[Given task]: Below are some records. How many of their lines contain the string "time"? Give the number only.
════════════════
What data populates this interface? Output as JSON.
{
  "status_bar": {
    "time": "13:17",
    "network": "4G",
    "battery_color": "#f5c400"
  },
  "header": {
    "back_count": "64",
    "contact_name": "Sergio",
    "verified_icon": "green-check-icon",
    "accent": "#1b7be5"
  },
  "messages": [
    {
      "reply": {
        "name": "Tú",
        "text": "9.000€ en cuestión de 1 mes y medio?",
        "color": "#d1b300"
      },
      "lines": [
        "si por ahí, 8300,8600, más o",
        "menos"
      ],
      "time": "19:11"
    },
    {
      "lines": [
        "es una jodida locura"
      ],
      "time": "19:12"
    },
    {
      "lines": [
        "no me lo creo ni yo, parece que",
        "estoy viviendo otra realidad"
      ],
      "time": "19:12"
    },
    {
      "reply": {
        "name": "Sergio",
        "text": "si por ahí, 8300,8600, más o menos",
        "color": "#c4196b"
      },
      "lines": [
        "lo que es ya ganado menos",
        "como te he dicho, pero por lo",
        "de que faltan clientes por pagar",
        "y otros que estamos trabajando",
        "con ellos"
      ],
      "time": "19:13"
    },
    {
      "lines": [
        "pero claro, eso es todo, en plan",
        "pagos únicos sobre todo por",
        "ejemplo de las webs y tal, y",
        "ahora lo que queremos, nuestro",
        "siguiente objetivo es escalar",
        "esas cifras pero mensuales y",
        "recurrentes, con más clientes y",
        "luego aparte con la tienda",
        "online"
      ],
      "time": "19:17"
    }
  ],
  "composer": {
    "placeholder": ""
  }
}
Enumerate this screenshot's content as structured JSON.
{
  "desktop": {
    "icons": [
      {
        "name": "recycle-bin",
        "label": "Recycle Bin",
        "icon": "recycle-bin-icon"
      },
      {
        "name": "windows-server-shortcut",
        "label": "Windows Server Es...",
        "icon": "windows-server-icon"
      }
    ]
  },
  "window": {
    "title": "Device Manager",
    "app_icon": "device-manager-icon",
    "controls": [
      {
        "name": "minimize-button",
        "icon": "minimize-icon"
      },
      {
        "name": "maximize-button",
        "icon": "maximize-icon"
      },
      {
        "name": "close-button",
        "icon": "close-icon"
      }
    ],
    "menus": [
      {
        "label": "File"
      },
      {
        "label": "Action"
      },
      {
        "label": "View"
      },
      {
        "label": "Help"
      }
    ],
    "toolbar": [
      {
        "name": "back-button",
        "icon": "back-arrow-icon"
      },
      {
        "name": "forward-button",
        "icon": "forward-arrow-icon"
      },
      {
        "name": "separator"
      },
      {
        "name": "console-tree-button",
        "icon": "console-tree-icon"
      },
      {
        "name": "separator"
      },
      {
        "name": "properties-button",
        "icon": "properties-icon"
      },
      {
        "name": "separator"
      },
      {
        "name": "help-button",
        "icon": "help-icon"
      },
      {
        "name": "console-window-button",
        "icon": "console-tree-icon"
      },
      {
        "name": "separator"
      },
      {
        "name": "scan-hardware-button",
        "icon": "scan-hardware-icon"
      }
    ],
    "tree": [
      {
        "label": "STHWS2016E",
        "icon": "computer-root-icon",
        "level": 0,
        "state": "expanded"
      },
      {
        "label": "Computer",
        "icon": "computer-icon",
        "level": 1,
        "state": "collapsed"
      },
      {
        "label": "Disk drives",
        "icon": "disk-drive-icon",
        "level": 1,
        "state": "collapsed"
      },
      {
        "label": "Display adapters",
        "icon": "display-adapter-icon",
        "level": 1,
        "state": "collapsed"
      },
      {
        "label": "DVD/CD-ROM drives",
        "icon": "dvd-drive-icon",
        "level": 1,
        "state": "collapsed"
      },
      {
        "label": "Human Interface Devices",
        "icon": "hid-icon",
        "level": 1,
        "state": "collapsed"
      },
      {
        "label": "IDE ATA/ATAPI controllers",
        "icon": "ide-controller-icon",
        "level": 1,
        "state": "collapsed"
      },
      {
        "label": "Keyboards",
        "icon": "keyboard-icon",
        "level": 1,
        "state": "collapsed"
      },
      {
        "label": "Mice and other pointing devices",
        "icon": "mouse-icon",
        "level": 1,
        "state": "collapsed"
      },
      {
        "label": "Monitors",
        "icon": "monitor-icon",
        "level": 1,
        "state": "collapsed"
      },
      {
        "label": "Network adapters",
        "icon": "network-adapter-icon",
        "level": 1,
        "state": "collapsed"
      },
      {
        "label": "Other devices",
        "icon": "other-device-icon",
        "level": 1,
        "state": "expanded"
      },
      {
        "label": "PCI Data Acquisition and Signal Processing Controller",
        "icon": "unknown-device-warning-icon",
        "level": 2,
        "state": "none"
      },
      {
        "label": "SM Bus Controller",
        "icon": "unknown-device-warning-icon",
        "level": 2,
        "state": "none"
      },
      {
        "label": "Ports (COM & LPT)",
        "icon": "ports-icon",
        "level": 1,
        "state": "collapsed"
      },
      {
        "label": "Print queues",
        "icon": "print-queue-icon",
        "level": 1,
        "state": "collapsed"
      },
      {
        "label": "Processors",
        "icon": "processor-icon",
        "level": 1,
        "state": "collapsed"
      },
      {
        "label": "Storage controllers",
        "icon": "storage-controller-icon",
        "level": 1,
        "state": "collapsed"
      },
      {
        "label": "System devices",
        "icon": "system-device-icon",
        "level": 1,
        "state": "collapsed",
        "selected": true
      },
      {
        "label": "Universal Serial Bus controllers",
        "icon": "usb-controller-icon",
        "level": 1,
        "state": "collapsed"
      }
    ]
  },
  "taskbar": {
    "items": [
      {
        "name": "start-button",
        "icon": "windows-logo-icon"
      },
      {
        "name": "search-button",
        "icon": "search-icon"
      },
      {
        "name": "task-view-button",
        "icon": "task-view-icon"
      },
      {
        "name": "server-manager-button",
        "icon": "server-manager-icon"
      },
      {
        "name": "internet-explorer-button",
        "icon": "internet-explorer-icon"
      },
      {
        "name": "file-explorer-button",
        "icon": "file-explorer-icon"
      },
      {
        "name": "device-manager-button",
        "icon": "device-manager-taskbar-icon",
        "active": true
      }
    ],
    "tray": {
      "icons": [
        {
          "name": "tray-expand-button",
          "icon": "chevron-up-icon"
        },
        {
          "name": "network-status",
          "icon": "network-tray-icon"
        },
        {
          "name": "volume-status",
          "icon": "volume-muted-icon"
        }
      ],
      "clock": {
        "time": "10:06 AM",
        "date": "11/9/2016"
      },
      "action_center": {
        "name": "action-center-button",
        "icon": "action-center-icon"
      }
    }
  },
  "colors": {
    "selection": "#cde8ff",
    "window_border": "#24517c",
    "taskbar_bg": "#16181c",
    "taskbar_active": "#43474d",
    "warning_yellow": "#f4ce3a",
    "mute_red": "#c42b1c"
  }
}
════════════════
[Task output]: 7